# AIM
Output every entry exactly, from the first line to the last.

# EXERCISE INPUT
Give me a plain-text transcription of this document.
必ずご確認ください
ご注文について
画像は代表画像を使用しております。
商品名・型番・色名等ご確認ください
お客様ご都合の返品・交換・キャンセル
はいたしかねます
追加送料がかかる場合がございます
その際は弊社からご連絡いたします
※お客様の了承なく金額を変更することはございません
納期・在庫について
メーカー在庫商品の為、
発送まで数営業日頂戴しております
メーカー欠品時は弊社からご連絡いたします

# OUTPUT
Give me a plain-text transcription of this document.
必ずご確認ください
ご注文について
画像は代表画像を使用しております。
商品名・型番・色名等ご確認ください
お客様ご都合の返品・交換・キャンセル
はいたしかねます
追加送料がかかる場合がございます
その際は弊社からご連絡いたします
※お客様の了承なく金額を変更することはございません
納期・在庫について
メーカー在庫商品の為、
発送まで数営業日頂戴しております
メーカー欠品時は弊社からご連絡いたします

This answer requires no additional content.